• What you need to do:
Transcribe each line of the material as it is, and drop any picture.

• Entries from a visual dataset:
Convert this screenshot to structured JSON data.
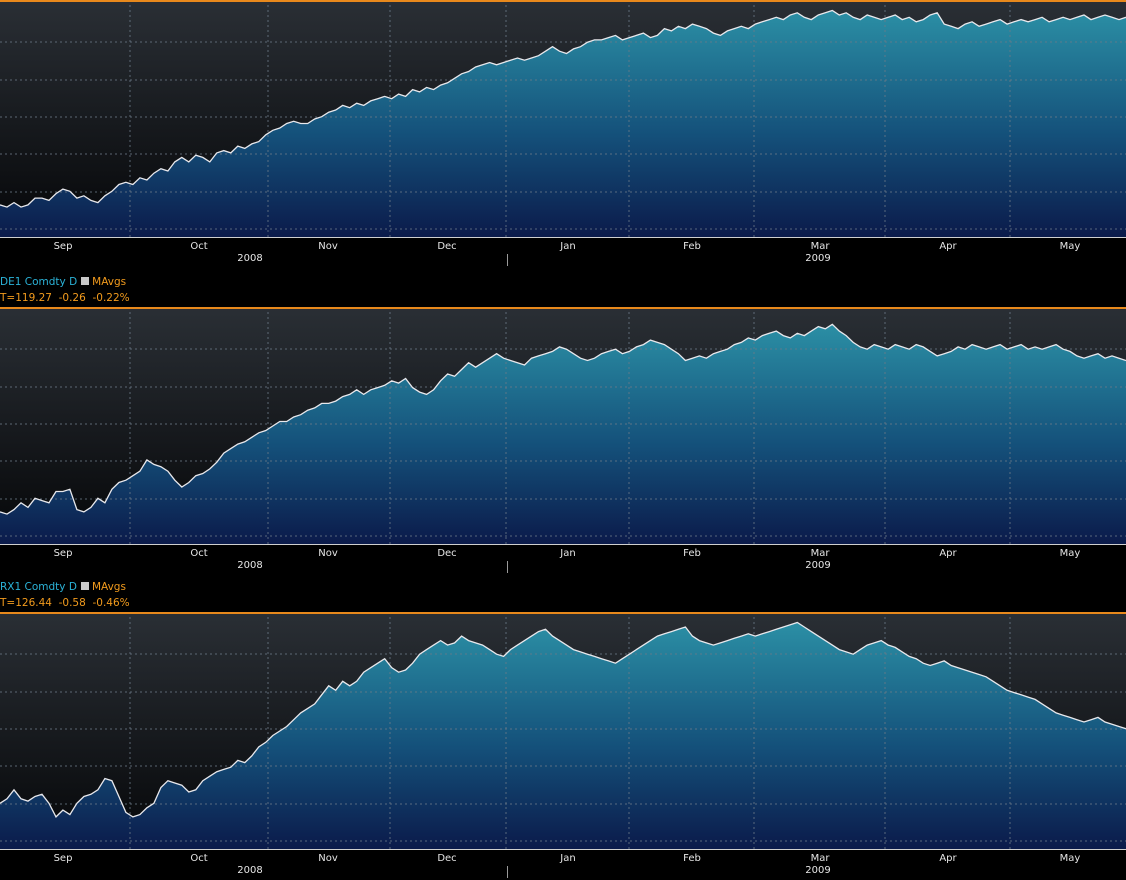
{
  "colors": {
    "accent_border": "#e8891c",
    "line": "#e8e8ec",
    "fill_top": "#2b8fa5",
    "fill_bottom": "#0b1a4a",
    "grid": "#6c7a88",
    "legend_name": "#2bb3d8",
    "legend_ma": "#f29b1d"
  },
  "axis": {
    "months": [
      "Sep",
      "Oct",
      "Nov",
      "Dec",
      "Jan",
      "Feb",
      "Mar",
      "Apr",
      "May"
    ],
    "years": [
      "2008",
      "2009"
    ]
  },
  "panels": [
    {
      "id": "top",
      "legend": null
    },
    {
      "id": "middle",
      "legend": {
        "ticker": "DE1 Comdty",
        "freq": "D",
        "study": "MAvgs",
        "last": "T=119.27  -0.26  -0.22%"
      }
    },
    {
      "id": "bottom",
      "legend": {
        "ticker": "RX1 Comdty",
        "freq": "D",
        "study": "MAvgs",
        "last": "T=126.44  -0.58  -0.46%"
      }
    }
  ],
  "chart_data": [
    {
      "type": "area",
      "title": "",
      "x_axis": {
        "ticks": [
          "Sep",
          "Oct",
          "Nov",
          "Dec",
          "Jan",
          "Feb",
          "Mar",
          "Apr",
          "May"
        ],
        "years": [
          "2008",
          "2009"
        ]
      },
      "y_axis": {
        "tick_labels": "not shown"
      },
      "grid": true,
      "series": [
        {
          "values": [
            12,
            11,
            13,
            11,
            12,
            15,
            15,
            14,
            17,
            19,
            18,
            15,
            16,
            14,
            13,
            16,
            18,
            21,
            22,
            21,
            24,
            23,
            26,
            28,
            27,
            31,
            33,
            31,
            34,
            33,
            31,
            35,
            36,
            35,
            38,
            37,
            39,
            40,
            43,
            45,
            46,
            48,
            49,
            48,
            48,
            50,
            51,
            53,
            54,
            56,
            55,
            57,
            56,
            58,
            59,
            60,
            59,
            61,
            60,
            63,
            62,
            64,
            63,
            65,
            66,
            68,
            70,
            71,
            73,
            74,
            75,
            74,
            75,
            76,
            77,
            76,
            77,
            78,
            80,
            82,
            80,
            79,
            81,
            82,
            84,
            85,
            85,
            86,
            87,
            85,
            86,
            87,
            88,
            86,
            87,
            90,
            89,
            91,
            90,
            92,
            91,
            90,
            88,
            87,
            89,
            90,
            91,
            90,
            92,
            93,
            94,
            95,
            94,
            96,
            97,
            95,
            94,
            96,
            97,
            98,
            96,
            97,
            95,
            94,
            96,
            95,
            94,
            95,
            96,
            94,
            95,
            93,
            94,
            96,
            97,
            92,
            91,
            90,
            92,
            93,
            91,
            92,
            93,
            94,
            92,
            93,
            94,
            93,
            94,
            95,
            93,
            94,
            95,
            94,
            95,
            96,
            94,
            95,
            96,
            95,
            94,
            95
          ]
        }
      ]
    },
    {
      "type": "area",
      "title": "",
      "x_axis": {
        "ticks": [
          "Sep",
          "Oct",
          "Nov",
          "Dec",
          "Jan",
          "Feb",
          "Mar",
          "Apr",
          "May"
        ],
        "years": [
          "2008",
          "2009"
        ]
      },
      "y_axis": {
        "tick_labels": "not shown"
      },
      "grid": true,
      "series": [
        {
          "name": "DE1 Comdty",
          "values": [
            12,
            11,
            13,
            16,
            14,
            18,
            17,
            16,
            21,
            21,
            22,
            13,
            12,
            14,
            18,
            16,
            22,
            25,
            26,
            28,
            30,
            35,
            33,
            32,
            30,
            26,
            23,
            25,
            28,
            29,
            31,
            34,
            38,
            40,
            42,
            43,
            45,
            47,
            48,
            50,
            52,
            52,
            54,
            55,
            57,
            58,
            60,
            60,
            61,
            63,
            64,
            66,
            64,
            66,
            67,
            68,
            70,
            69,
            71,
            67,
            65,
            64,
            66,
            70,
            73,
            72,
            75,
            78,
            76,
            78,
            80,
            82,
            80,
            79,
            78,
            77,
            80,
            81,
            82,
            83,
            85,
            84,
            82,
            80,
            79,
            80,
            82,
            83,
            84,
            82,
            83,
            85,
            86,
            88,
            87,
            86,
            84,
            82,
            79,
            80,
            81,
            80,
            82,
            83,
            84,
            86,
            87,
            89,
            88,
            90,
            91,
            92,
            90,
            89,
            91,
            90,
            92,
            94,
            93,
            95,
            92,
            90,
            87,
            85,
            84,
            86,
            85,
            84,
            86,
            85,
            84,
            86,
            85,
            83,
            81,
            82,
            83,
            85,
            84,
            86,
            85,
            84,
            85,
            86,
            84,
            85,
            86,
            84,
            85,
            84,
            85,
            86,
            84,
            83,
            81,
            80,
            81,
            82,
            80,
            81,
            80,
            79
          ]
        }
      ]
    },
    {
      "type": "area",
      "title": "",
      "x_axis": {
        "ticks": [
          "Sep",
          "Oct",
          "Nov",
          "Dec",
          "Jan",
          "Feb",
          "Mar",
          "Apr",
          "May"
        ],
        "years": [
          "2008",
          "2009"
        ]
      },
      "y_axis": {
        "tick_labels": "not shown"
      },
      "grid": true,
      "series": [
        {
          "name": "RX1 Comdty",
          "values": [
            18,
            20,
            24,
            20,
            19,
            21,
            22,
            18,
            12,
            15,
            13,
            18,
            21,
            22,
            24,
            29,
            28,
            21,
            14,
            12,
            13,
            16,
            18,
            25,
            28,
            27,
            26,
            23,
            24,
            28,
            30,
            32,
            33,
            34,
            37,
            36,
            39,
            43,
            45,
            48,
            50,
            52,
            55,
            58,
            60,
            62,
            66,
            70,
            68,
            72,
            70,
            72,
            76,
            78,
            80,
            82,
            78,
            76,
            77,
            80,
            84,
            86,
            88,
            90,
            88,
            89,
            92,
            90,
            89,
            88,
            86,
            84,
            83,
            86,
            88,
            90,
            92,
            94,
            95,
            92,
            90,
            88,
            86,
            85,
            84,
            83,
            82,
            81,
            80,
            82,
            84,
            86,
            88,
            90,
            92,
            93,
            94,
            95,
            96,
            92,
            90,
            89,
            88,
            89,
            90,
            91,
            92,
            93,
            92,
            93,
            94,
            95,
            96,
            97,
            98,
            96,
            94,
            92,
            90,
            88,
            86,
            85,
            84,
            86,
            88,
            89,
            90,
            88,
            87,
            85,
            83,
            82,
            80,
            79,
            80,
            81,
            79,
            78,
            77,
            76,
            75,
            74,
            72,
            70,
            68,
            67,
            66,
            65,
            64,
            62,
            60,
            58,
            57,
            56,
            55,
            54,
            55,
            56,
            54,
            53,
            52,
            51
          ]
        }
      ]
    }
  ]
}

• The output:
Convert this screenshot to structured JSON data.
{
  "colors": {
    "accent_border": "#e8891c",
    "line": "#e8e8ec",
    "fill_top": "#2b8fa5",
    "fill_bottom": "#0b1a4a",
    "grid": "#6c7a88",
    "legend_name": "#2bb3d8",
    "legend_ma": "#f29b1d"
  },
  "axis": {
    "months": [
      "Sep",
      "Oct",
      "Nov",
      "Dec",
      "Jan",
      "Feb",
      "Mar",
      "Apr",
      "May"
    ],
    "years": [
      "2008",
      "2009"
    ]
  },
  "panels": [
    {
      "id": "top",
      "legend": null
    },
    {
      "id": "middle",
      "legend": {
        "ticker": "DE1 Comdty",
        "freq": "D",
        "study": "MAvgs",
        "last": "T=119.27  -0.26  -0.22%"
      }
    },
    {
      "id": "bottom",
      "legend": {
        "ticker": "RX1 Comdty",
        "freq": "D",
        "study": "MAvgs",
        "last": "T=126.44  -0.58  -0.46%"
      }
    }
  ],
  "chart_data": [
    {
      "type": "area",
      "title": "",
      "x_axis": {
        "ticks": [
          "Sep",
          "Oct",
          "Nov",
          "Dec",
          "Jan",
          "Feb",
          "Mar",
          "Apr",
          "May"
        ],
        "years": [
          "2008",
          "2009"
        ]
      },
      "y_axis": {
        "tick_labels": "not shown"
      },
      "grid": true,
      "series": [
        {
          "values": [
            12,
            11,
            13,
            11,
            12,
            15,
            15,
            14,
            17,
            19,
            18,
            15,
            16,
            14,
            13,
            16,
            18,
            21,
            22,
            21,
            24,
            23,
            26,
            28,
            27,
            31,
            33,
            31,
            34,
            33,
            31,
            35,
            36,
            35,
            38,
            37,
            39,
            40,
            43,
            45,
            46,
            48,
            49,
            48,
            48,
            50,
            51,
            53,
            54,
            56,
            55,
            57,
            56,
            58,
            59,
            60,
            59,
            61,
            60,
            63,
            62,
            64,
            63,
            65,
            66,
            68,
            70,
            71,
            73,
            74,
            75,
            74,
            75,
            76,
            77,
            76,
            77,
            78,
            80,
            82,
            80,
            79,
            81,
            82,
            84,
            85,
            85,
            86,
            87,
            85,
            86,
            87,
            88,
            86,
            87,
            90,
            89,
            91,
            90,
            92,
            91,
            90,
            88,
            87,
            89,
            90,
            91,
            90,
            92,
            93,
            94,
            95,
            94,
            96,
            97,
            95,
            94,
            96,
            97,
            98,
            96,
            97,
            95,
            94,
            96,
            95,
            94,
            95,
            96,
            94,
            95,
            93,
            94,
            96,
            97,
            92,
            91,
            90,
            92,
            93,
            91,
            92,
            93,
            94,
            92,
            93,
            94,
            93,
            94,
            95,
            93,
            94,
            95,
            94,
            95,
            96,
            94,
            95,
            96,
            95,
            94,
            95
          ]
        }
      ]
    },
    {
      "type": "area",
      "title": "",
      "x_axis": {
        "ticks": [
          "Sep",
          "Oct",
          "Nov",
          "Dec",
          "Jan",
          "Feb",
          "Mar",
          "Apr",
          "May"
        ],
        "years": [
          "2008",
          "2009"
        ]
      },
      "y_axis": {
        "tick_labels": "not shown"
      },
      "grid": true,
      "series": [
        {
          "name": "DE1 Comdty",
          "values": [
            12,
            11,
            13,
            16,
            14,
            18,
            17,
            16,
            21,
            21,
            22,
            13,
            12,
            14,
            18,
            16,
            22,
            25,
            26,
            28,
            30,
            35,
            33,
            32,
            30,
            26,
            23,
            25,
            28,
            29,
            31,
            34,
            38,
            40,
            42,
            43,
            45,
            47,
            48,
            50,
            52,
            52,
            54,
            55,
            57,
            58,
            60,
            60,
            61,
            63,
            64,
            66,
            64,
            66,
            67,
            68,
            70,
            69,
            71,
            67,
            65,
            64,
            66,
            70,
            73,
            72,
            75,
            78,
            76,
            78,
            80,
            82,
            80,
            79,
            78,
            77,
            80,
            81,
            82,
            83,
            85,
            84,
            82,
            80,
            79,
            80,
            82,
            83,
            84,
            82,
            83,
            85,
            86,
            88,
            87,
            86,
            84,
            82,
            79,
            80,
            81,
            80,
            82,
            83,
            84,
            86,
            87,
            89,
            88,
            90,
            91,
            92,
            90,
            89,
            91,
            90,
            92,
            94,
            93,
            95,
            92,
            90,
            87,
            85,
            84,
            86,
            85,
            84,
            86,
            85,
            84,
            86,
            85,
            83,
            81,
            82,
            83,
            85,
            84,
            86,
            85,
            84,
            85,
            86,
            84,
            85,
            86,
            84,
            85,
            84,
            85,
            86,
            84,
            83,
            81,
            80,
            81,
            82,
            80,
            81,
            80,
            79
          ]
        }
      ]
    },
    {
      "type": "area",
      "title": "",
      "x_axis": {
        "ticks": [
          "Sep",
          "Oct",
          "Nov",
          "Dec",
          "Jan",
          "Feb",
          "Mar",
          "Apr",
          "May"
        ],
        "years": [
          "2008",
          "2009"
        ]
      },
      "y_axis": {
        "tick_labels": "not shown"
      },
      "grid": true,
      "series": [
        {
          "name": "RX1 Comdty",
          "values": [
            18,
            20,
            24,
            20,
            19,
            21,
            22,
            18,
            12,
            15,
            13,
            18,
            21,
            22,
            24,
            29,
            28,
            21,
            14,
            12,
            13,
            16,
            18,
            25,
            28,
            27,
            26,
            23,
            24,
            28,
            30,
            32,
            33,
            34,
            37,
            36,
            39,
            43,
            45,
            48,
            50,
            52,
            55,
            58,
            60,
            62,
            66,
            70,
            68,
            72,
            70,
            72,
            76,
            78,
            80,
            82,
            78,
            76,
            77,
            80,
            84,
            86,
            88,
            90,
            88,
            89,
            92,
            90,
            89,
            88,
            86,
            84,
            83,
            86,
            88,
            90,
            92,
            94,
            95,
            92,
            90,
            88,
            86,
            85,
            84,
            83,
            82,
            81,
            80,
            82,
            84,
            86,
            88,
            90,
            92,
            93,
            94,
            95,
            96,
            92,
            90,
            89,
            88,
            89,
            90,
            91,
            92,
            93,
            92,
            93,
            94,
            95,
            96,
            97,
            98,
            96,
            94,
            92,
            90,
            88,
            86,
            85,
            84,
            86,
            88,
            89,
            90,
            88,
            87,
            85,
            83,
            82,
            80,
            79,
            80,
            81,
            79,
            78,
            77,
            76,
            75,
            74,
            72,
            70,
            68,
            67,
            66,
            65,
            64,
            62,
            60,
            58,
            57,
            56,
            55,
            54,
            55,
            56,
            54,
            53,
            52,
            51
          ]
        }
      ]
    }
  ]
}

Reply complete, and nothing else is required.